■ WHAT IS NEEDED ■
From the records, pick out and copy each line containing "unbiased".

■ MATERIAL SUPPLIED ■
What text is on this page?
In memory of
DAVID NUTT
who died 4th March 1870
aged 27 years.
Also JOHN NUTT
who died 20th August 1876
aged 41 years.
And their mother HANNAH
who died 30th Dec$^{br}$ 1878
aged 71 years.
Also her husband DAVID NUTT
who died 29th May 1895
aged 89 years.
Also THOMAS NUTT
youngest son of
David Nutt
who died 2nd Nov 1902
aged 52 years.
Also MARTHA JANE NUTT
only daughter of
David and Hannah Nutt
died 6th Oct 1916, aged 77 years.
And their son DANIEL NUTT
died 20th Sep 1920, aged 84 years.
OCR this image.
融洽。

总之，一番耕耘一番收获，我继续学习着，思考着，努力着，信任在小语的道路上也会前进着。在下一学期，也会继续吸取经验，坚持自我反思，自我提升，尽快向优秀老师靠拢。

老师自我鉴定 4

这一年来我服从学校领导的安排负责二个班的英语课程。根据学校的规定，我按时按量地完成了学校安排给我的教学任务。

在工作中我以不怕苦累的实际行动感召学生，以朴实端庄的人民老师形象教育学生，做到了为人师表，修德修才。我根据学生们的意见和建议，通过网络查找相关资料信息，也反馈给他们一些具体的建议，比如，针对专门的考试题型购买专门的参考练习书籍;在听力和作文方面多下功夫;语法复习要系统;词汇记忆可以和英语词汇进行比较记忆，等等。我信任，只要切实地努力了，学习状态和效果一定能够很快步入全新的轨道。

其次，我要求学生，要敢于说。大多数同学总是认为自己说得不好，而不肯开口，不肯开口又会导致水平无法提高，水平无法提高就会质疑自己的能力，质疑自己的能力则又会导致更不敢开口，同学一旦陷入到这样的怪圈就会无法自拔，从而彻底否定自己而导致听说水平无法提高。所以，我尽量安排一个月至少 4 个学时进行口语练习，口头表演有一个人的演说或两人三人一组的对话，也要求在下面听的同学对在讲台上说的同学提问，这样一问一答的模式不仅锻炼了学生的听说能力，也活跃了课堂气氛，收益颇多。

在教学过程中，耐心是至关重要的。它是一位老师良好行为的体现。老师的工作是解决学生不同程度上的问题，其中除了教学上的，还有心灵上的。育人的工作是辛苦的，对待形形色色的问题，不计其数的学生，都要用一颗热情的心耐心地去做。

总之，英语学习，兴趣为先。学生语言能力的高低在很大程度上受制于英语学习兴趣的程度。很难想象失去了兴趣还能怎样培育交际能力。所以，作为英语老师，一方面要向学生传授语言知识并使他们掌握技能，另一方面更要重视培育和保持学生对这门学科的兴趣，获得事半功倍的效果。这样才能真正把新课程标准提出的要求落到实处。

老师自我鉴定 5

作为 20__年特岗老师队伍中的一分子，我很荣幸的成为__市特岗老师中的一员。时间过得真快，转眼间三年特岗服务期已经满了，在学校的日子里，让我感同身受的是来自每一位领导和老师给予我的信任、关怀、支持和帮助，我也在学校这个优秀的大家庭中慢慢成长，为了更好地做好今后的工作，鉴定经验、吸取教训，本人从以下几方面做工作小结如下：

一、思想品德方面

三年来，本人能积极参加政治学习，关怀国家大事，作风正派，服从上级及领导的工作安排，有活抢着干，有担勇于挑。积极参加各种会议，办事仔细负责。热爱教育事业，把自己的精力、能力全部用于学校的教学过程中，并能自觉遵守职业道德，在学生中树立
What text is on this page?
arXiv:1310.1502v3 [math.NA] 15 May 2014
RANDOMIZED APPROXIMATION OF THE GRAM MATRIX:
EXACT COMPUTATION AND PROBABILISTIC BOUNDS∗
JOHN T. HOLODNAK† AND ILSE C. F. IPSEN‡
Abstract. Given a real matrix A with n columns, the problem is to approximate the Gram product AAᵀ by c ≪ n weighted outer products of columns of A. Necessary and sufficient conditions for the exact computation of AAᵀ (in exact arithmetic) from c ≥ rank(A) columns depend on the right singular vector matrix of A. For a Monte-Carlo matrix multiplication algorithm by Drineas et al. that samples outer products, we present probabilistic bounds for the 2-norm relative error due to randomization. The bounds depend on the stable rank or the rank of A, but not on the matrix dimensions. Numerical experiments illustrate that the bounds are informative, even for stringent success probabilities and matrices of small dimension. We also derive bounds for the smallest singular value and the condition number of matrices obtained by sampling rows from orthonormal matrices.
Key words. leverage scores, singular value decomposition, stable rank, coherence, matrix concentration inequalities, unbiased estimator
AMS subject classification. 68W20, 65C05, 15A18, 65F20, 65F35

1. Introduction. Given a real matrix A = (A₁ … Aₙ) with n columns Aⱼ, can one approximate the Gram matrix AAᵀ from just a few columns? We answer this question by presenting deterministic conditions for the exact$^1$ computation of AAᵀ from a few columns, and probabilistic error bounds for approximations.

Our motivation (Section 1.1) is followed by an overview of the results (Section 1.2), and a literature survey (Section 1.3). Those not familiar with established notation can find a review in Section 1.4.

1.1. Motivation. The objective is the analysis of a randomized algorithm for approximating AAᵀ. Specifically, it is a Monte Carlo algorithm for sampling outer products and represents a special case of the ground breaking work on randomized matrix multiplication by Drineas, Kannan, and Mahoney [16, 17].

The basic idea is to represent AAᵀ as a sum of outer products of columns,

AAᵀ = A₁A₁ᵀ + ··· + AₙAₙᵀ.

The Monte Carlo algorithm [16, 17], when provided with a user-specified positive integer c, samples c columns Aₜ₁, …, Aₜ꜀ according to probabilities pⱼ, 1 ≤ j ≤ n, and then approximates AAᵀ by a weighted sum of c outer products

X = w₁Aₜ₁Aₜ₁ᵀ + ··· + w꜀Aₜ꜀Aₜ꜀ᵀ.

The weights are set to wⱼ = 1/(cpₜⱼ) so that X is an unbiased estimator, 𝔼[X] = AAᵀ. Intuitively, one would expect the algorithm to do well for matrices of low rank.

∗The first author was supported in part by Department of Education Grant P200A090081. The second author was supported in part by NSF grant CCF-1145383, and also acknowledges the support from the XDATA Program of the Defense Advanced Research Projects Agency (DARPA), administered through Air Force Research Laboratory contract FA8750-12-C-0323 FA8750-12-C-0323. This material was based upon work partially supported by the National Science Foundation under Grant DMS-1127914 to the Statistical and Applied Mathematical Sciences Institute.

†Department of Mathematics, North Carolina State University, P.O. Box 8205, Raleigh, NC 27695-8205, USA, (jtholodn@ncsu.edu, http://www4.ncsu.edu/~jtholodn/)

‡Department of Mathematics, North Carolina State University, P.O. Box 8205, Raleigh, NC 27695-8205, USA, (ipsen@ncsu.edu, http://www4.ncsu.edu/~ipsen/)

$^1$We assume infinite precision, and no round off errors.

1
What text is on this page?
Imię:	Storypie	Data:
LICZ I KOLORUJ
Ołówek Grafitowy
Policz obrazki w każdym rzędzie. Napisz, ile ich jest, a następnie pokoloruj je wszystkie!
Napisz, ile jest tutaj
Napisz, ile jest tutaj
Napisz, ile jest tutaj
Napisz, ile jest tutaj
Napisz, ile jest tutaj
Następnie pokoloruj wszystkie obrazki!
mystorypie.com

■ FULL SOLUTION ■
Key words. leverage scores, singular value decomposition, stable rank, coherence, matrix concentration inequalities, unbiased estimator
The weights are set to wⱼ = 1/(cpₜⱼ) so that X is an unbiased estimator, 𝔼[X] = AAᵀ. Intuitively, one would expect the algorithm to do well for matrices of low rank.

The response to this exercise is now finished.